[Dataset items]
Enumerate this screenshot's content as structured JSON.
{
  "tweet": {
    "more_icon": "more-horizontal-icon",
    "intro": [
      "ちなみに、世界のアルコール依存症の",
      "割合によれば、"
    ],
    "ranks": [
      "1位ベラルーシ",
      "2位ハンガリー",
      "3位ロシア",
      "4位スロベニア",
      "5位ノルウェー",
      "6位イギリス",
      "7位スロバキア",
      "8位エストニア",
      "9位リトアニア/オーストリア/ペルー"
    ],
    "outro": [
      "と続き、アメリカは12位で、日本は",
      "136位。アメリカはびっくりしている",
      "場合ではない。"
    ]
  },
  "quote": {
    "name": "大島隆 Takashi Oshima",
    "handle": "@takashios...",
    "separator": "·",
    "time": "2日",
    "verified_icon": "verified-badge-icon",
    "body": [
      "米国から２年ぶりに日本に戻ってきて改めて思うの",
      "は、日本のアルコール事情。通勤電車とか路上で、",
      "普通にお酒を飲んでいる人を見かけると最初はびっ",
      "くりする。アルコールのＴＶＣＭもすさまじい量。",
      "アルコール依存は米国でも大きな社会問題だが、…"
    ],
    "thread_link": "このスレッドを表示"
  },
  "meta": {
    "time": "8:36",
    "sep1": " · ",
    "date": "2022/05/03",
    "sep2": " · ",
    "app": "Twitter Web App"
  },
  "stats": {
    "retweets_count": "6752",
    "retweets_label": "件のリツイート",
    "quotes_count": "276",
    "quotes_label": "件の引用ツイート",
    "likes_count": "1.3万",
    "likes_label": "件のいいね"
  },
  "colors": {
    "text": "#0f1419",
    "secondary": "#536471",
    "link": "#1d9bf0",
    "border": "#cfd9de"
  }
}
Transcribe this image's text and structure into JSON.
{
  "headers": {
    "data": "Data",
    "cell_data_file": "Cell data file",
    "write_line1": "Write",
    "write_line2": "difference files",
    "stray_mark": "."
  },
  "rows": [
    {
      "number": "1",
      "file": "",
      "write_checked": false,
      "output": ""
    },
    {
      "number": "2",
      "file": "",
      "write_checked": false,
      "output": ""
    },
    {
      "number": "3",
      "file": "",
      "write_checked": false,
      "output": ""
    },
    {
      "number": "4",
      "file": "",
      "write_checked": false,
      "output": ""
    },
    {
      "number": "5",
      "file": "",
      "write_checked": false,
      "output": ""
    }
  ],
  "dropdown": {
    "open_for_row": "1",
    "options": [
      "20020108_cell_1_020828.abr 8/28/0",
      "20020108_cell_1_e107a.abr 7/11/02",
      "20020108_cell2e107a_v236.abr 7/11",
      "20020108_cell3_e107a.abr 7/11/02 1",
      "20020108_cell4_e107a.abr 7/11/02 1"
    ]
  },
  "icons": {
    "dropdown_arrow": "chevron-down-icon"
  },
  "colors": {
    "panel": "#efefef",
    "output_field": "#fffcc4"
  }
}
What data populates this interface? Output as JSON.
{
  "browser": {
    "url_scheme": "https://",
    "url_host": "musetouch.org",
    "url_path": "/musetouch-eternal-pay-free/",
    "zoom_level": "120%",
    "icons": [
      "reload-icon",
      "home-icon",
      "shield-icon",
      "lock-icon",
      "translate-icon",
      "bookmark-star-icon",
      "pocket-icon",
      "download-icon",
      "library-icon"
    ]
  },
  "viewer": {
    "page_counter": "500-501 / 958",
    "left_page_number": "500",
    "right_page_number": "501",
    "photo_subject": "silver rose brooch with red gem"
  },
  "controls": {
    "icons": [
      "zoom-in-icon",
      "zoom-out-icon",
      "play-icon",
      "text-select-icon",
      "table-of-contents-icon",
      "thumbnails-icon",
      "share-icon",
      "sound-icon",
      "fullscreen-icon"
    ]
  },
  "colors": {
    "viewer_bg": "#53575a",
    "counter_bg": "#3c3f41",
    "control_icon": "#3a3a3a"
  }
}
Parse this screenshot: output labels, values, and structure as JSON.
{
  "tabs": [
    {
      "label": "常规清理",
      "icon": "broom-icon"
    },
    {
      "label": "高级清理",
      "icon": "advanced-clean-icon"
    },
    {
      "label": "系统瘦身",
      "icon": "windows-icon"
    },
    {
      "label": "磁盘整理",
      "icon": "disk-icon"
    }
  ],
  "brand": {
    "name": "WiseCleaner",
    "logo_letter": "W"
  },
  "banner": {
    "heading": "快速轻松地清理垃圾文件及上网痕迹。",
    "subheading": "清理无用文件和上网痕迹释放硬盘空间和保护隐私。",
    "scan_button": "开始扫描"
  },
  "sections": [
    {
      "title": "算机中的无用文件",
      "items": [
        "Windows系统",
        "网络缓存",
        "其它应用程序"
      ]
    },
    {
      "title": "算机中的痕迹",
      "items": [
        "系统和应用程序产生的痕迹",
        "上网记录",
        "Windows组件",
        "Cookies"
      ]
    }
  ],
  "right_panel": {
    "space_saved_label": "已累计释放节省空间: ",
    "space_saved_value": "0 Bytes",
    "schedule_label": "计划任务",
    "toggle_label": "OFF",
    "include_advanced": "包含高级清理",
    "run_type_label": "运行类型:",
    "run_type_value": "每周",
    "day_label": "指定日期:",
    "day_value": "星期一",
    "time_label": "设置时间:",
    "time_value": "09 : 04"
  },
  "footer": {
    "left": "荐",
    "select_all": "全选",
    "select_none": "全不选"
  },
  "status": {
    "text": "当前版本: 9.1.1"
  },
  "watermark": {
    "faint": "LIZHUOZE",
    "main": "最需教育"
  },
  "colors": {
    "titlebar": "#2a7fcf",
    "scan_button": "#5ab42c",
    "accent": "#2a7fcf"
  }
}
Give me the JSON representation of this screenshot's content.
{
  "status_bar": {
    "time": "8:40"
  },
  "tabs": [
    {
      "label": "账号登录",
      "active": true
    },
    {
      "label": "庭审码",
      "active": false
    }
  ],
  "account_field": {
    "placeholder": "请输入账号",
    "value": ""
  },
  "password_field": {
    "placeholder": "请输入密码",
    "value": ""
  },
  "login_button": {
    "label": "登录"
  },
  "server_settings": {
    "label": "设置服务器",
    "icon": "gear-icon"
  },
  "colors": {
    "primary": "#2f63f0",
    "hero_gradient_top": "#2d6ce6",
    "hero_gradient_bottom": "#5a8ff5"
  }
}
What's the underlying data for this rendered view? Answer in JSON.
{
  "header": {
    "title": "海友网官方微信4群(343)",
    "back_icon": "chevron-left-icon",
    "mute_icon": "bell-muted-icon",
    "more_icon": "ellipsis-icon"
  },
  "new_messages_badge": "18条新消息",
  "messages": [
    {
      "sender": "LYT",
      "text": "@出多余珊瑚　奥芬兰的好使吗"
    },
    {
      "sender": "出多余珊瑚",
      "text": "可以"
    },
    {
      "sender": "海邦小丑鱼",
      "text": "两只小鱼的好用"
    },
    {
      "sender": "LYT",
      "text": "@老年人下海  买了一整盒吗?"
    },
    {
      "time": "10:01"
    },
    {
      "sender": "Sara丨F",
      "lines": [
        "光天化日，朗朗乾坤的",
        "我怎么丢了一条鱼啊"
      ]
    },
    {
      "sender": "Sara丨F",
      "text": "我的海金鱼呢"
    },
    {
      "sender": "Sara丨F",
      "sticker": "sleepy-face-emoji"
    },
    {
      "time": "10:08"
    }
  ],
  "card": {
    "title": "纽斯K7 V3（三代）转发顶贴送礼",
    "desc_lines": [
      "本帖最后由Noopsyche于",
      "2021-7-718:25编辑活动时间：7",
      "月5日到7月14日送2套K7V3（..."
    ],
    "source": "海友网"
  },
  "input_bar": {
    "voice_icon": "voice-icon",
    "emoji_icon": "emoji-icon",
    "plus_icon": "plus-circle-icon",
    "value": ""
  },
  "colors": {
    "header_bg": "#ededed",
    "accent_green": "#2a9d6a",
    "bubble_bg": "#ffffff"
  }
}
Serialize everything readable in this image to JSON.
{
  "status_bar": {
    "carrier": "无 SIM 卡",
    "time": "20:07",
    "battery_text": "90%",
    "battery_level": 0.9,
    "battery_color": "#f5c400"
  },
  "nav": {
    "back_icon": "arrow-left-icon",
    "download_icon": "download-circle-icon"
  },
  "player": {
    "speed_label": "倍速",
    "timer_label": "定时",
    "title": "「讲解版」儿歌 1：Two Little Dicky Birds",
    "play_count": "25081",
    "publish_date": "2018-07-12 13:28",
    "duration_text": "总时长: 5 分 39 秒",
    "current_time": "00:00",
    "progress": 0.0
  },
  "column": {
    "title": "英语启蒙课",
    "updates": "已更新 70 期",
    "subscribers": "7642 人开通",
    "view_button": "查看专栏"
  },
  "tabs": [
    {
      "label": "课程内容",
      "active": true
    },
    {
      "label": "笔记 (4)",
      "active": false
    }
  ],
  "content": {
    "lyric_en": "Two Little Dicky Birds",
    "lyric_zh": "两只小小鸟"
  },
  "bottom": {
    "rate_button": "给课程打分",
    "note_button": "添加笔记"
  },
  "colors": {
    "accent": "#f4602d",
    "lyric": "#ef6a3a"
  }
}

**EXERCISE REQUIREMENTS**
Using the records above, pull out each line where the word "circle" occurs.

**SOLUTION TO THE EXERCISE**
    "plus_icon": "plus-circle-icon",
    "download_icon": "download-circle-icon"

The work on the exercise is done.